What to do: Using the entries that follow, count the lines containing the word "cependant" and give that number by itself.
------------------------------------
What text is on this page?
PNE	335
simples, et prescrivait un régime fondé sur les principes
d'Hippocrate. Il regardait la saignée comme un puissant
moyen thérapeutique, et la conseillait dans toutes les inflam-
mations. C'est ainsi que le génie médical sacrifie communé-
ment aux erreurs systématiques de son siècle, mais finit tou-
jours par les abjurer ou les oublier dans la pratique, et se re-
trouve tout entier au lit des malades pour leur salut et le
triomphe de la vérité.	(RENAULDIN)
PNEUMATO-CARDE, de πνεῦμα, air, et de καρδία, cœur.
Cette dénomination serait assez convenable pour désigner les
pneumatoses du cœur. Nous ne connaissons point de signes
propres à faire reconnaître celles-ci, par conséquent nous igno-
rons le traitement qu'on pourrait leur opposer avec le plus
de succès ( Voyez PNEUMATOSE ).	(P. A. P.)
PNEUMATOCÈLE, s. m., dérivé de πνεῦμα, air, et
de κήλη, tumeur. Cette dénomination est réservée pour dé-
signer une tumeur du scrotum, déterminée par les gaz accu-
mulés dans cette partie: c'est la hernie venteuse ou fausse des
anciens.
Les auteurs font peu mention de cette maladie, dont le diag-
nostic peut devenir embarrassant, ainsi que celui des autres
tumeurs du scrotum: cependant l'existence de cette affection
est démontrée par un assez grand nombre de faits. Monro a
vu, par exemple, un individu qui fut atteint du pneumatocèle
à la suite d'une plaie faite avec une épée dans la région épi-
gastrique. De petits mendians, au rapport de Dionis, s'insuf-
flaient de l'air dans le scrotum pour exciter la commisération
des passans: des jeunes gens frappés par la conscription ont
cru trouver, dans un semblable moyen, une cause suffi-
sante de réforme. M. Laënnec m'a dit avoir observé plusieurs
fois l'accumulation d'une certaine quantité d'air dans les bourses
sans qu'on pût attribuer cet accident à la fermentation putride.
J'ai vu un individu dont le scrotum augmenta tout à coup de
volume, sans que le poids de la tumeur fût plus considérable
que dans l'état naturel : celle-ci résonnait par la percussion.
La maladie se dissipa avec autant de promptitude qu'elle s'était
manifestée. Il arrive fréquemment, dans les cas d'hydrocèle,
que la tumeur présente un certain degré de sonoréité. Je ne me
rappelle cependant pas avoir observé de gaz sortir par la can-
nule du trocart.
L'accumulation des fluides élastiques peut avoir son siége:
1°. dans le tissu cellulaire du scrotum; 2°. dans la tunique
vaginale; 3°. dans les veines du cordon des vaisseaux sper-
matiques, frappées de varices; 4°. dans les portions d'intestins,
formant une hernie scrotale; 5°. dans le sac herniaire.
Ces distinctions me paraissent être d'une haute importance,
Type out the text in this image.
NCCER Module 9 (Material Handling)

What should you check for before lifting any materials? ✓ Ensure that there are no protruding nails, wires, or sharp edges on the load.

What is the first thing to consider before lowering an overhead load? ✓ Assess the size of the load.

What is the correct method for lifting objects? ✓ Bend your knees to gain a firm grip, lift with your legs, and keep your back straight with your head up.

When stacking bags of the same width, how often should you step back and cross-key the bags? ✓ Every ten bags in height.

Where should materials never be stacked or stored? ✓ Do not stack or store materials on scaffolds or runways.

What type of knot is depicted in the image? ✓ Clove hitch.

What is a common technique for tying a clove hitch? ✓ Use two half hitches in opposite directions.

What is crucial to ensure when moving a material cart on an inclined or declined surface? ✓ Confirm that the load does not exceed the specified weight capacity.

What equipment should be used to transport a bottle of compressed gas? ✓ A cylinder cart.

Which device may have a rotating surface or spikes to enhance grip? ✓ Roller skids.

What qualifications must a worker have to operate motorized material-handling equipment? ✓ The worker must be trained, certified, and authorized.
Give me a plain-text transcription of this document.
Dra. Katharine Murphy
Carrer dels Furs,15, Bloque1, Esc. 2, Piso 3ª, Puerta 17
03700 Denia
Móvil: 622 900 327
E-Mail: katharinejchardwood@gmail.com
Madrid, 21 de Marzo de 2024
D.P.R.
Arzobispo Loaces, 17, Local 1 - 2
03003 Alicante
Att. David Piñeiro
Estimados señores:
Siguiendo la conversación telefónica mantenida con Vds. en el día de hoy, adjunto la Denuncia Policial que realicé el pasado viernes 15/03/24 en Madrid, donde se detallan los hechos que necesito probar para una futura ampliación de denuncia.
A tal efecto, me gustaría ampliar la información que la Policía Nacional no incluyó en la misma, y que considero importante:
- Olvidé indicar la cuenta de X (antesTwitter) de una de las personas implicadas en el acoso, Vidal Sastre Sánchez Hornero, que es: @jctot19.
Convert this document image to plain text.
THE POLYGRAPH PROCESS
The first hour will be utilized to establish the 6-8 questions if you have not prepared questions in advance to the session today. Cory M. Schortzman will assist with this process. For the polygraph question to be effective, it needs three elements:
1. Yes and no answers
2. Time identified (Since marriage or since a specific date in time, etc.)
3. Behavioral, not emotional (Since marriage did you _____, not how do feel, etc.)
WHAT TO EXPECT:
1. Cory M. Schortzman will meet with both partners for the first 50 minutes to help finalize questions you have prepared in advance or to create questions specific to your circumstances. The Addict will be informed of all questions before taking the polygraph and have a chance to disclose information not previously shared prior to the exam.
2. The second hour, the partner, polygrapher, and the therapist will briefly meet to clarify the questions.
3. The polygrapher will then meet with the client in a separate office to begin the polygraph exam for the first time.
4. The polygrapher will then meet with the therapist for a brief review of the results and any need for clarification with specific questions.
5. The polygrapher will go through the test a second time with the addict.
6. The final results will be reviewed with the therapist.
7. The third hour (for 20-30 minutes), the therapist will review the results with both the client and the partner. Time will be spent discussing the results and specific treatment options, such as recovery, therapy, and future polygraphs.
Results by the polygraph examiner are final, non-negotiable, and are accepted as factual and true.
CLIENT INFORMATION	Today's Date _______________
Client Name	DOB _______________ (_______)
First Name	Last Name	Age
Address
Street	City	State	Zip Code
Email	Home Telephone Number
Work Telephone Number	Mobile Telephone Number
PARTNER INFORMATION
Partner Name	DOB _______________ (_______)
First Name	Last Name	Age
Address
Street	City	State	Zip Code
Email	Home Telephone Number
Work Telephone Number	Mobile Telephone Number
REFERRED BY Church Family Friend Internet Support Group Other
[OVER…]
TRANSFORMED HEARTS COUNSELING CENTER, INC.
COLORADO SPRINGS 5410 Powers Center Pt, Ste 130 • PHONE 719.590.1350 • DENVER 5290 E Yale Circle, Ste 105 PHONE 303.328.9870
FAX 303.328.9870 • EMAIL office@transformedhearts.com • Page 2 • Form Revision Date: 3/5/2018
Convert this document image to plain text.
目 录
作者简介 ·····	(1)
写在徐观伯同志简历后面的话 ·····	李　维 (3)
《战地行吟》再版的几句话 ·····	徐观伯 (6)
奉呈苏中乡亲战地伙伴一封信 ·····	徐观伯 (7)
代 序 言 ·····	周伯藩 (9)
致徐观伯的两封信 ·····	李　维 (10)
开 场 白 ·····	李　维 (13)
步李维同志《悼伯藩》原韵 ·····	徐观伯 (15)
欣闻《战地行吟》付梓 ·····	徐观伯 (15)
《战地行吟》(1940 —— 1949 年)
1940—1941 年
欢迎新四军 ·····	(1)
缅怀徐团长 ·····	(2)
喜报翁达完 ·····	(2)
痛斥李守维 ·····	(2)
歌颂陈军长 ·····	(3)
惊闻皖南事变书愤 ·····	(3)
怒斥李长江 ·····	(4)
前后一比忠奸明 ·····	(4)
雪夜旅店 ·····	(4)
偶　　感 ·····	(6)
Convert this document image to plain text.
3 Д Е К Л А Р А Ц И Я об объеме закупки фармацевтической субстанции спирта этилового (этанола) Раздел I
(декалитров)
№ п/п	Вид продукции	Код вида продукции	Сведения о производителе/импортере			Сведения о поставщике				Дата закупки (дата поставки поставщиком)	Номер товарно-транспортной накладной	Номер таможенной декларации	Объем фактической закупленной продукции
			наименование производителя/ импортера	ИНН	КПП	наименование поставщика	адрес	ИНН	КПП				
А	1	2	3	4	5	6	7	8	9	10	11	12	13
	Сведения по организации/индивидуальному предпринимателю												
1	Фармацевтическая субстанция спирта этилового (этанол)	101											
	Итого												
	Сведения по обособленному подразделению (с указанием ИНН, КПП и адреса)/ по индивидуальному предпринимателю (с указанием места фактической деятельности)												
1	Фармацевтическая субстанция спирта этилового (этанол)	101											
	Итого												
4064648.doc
------------------------------------
Result below: 2